---- RECORDS FOR THIS TASK

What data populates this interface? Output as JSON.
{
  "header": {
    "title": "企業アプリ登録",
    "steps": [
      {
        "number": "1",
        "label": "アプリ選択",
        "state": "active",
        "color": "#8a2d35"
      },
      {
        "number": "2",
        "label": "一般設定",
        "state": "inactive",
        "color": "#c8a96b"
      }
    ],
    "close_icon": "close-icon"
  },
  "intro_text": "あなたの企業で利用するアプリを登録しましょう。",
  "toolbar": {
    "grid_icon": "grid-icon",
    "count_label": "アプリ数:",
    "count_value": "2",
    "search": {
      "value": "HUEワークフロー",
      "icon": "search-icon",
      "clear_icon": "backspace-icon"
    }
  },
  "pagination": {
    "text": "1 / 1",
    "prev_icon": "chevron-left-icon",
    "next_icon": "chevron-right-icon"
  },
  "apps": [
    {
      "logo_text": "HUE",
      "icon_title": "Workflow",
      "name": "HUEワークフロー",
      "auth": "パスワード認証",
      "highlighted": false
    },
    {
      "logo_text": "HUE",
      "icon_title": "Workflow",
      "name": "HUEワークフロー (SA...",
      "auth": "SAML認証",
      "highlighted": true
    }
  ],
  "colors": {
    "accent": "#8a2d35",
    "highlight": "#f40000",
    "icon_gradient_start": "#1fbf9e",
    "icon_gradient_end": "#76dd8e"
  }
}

--------

EXERCISE DETAILS: Please give back all of the records exactly as written.

FINAL ANSWER:
What data populates this interface? Output as JSON.
{
  "header": {
    "title": "企業アプリ登録",
    "steps": [
      {
        "number": "1",
        "label": "アプリ選択",
        "state": "active",
        "color": "#8a2d35"
      },
      {
        "number": "2",
        "label": "一般設定",
        "state": "inactive",
        "color": "#c8a96b"
      }
    ],
    "close_icon": "close-icon"
  },
  "intro_text": "あなたの企業で利用するアプリを登録しましょう。",
  "toolbar": {
    "grid_icon": "grid-icon",
    "count_label": "アプリ数:",
    "count_value": "2",
    "search": {
      "value": "HUEワークフロー",
      "icon": "search-icon",
      "clear_icon": "backspace-icon"
    }
  },
  "pagination": {
    "text": "1 / 1",
    "prev_icon": "chevron-left-icon",
    "next_icon": "chevron-right-icon"
  },
  "apps": [
    {
      "logo_text": "HUE",
      "icon_title": "Workflow",
      "name": "HUEワークフロー",
      "auth": "パスワード認証",
      "highlighted": false
    },
    {
      "logo_text": "HUE",
      "icon_title": "Workflow",
      "name": "HUEワークフロー (SA...",
      "auth": "SAML認証",
      "highlighted": true
    }
  ],
  "colors": {
    "accent": "#8a2d35",
    "highlight": "#f40000",
    "icon_gradient_start": "#1fbf9e",
    "icon_gradient_end": "#76dd8e"
  }
}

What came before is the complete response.